# [Written task 1]
Please list every command-line option passed to predict_e2e.py in the command shown in the RoseTTAFold issue below.

RosettaCommons / RoseTTAFold

This package contains deep learning models and related scripts for RoseTTAFold
MIT License
2.03k stars 440 forks source link

Bus error (core dumped) while running predict_e2e.py #137

Open michaelhsieh42 opened 1 year ago

michaelhsieh42 commented 1 year ago

Hi, I am attempting to run run_e2e_ver.sh with a fasta file. It could never get pass predict_e2e.py. It always throw a bus error with on a GPU instance (AWS' g5.2xlarge and g5.4xlarge). I used faulthandler to show traceback before the core dump. It appears that the issue lies at read_entry_lines in network/ffindex.py while reading the templates. Has anyone experienced this that could provide some insight? Thanks.

+ python -X faulthandler /app/RoseTTAFold/network/predict_e2e.py -m /app/RoseTTAFold/weights -i /opt/ml/output/t000_.msa0.a3m -o /opt/ml/output/t000_.e2e --hhr /opt/ml/output/t000_.hhr --atab /opt/ml/output/t000_.atab --db /app/RoseTTAFold/pdb100_2021Mar03/pdb100_2021Mar03
DGL backend not selected or invalid.  Assuming PyTorch for now.

# [Dataset extract]
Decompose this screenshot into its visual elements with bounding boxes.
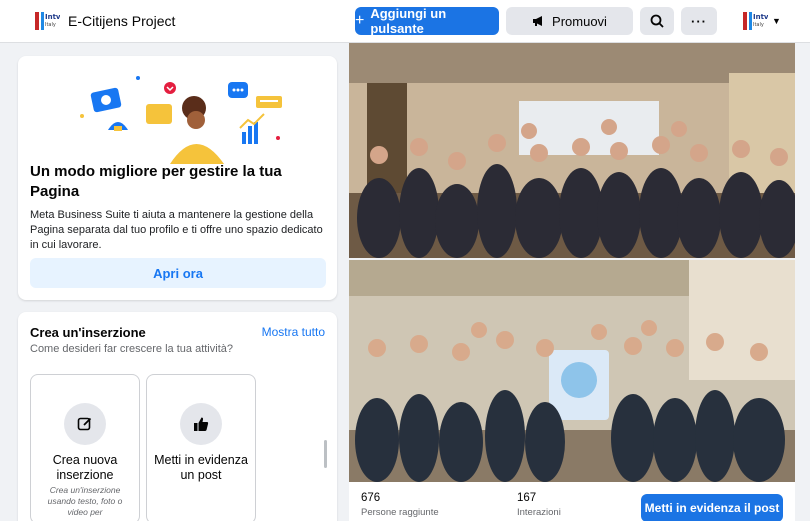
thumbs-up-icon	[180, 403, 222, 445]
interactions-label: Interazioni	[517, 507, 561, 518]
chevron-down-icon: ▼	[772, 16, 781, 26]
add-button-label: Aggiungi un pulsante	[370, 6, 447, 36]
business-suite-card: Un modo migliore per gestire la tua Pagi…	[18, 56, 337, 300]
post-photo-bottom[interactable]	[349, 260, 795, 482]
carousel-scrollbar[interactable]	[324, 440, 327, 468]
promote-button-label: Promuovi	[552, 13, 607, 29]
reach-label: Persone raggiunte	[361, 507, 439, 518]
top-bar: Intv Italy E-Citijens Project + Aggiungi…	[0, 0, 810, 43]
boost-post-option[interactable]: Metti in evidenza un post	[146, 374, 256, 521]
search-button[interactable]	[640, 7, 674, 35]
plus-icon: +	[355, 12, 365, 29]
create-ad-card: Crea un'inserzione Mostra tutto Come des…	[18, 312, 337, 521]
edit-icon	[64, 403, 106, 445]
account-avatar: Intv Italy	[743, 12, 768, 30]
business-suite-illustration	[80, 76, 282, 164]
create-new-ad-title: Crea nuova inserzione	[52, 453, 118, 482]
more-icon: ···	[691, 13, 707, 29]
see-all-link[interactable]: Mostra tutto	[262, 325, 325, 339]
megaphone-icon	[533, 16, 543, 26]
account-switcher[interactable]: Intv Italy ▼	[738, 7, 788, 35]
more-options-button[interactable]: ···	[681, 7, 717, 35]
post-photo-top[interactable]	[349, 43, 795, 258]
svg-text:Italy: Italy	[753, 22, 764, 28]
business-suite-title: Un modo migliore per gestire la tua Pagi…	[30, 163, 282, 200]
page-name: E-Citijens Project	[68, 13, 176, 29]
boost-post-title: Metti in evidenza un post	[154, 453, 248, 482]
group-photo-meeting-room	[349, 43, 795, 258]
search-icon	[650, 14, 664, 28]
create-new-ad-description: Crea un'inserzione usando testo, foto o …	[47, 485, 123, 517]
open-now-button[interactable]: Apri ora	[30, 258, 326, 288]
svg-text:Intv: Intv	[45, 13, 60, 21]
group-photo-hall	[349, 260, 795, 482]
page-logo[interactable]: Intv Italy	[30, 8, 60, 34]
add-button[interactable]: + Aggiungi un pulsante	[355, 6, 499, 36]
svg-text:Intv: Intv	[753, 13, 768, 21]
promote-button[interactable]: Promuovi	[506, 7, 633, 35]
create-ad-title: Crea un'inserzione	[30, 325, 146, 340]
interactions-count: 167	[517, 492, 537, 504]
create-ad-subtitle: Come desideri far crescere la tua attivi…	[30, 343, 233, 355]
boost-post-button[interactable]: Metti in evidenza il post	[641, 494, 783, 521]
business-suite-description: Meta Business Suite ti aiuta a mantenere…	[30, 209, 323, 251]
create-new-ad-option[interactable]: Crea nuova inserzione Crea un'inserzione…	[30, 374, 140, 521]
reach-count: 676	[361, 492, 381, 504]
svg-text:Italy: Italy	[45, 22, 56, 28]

--

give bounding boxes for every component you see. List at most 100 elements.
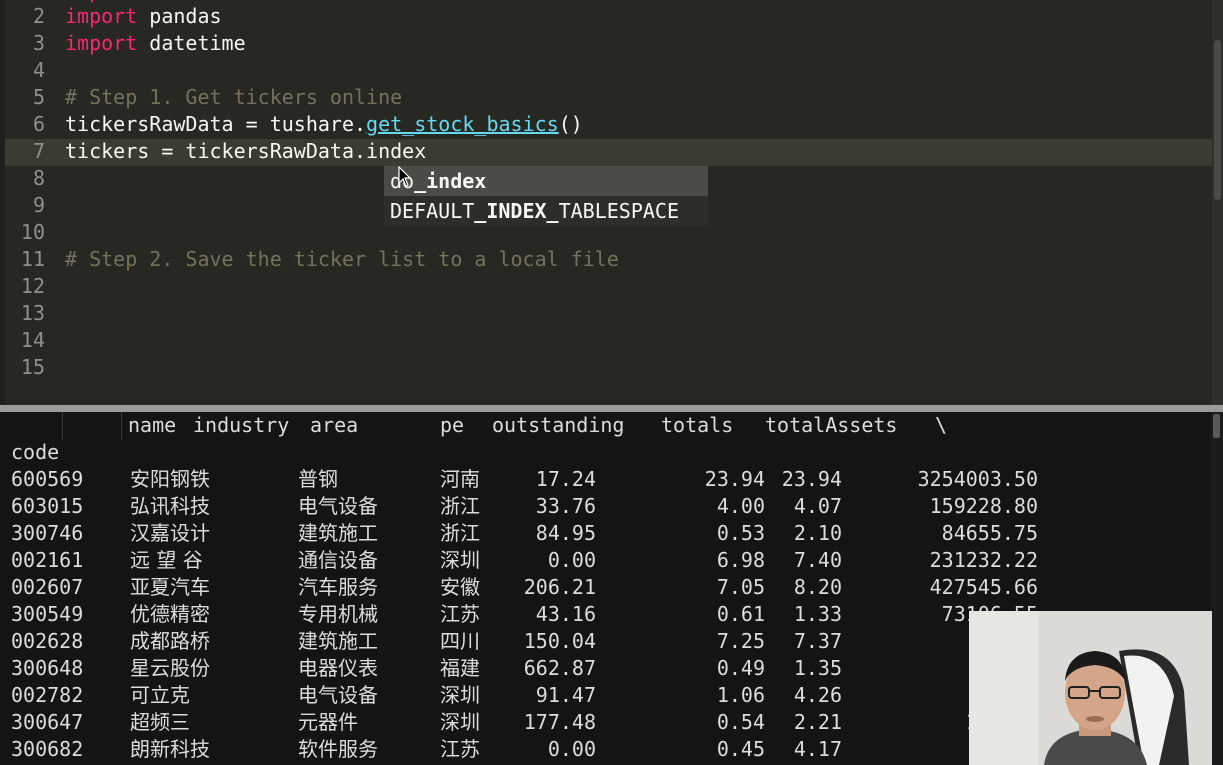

# [Written task 2]
How many lines of the listing above contain the word "boxes"? Case counts; give only the number.

# [Task result 1]
-m, -i, -o, --hhr, --atab, --db

# [Task result 2]
2